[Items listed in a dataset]

^^^^

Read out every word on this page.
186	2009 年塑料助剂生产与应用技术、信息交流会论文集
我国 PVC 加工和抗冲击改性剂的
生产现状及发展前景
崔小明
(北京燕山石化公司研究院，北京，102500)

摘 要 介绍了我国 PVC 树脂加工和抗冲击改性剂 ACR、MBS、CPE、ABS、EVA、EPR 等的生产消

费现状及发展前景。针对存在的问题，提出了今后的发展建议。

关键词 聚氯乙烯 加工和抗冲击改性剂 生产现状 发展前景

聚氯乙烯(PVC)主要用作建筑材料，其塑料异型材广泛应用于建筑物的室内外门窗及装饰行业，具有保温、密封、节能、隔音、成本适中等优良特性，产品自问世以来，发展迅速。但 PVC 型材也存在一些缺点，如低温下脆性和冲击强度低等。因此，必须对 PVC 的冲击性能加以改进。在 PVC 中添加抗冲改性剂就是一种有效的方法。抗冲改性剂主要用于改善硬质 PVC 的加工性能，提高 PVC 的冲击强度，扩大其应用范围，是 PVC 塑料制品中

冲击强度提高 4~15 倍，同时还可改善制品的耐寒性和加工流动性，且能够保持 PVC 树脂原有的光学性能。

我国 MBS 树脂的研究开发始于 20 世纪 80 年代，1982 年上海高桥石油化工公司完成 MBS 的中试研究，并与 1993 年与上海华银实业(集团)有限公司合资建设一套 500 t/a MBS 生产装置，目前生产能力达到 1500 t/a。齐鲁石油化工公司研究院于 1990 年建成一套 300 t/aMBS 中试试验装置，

^^^^

Show the data once more, exactly as it was written.

Read out every word on this page.
186	2009 年塑料助剂生产与应用技术、信息交流会论文集
我国 PVC 加工和抗冲击改性剂的
生产现状及发展前景
崔小明
(北京燕山石化公司研究院，北京，102500)

摘 要 介绍了我国 PVC 树脂加工和抗冲击改性剂 ACR、MBS、CPE、ABS、EVA、EPR 等的生产消

费现状及发展前景。针对存在的问题，提出了今后的发展建议。

关键词 聚氯乙烯 加工和抗冲击改性剂 生产现状 发展前景

聚氯乙烯(PVC)主要用作建筑材料，其塑料异型材广泛应用于建筑物的室内外门窗及装饰行业，具有保温、密封、节能、隔音、成本适中等优良特性，产品自问世以来，发展迅速。但 PVC 型材也存在一些缺点，如低温下脆性和冲击强度低等。因此，必须对 PVC 的冲击性能加以改进。在 PVC 中添加抗冲改性剂就是一种有效的方法。抗冲改性剂主要用于改善硬质 PVC 的加工性能，提高 PVC 的冲击强度，扩大其应用范围，是 PVC 塑料制品中

冲击强度提高 4~15 倍，同时还可改善制品的耐寒性和加工流动性，且能够保持 PVC 树脂原有的光学性能。

我国 MBS 树脂的研究开发始于 20 世纪 80 年代，1982 年上海高桥石油化工公司完成 MBS 的中试研究，并与 1993 年与上海华银实业(集团)有限公司合资建设一套 500 t/a MBS 生产装置，目前生产能力达到 1500 t/a。齐鲁石油化工公司研究院于 1990 年建成一套 300 t/aMBS 中试试验装置，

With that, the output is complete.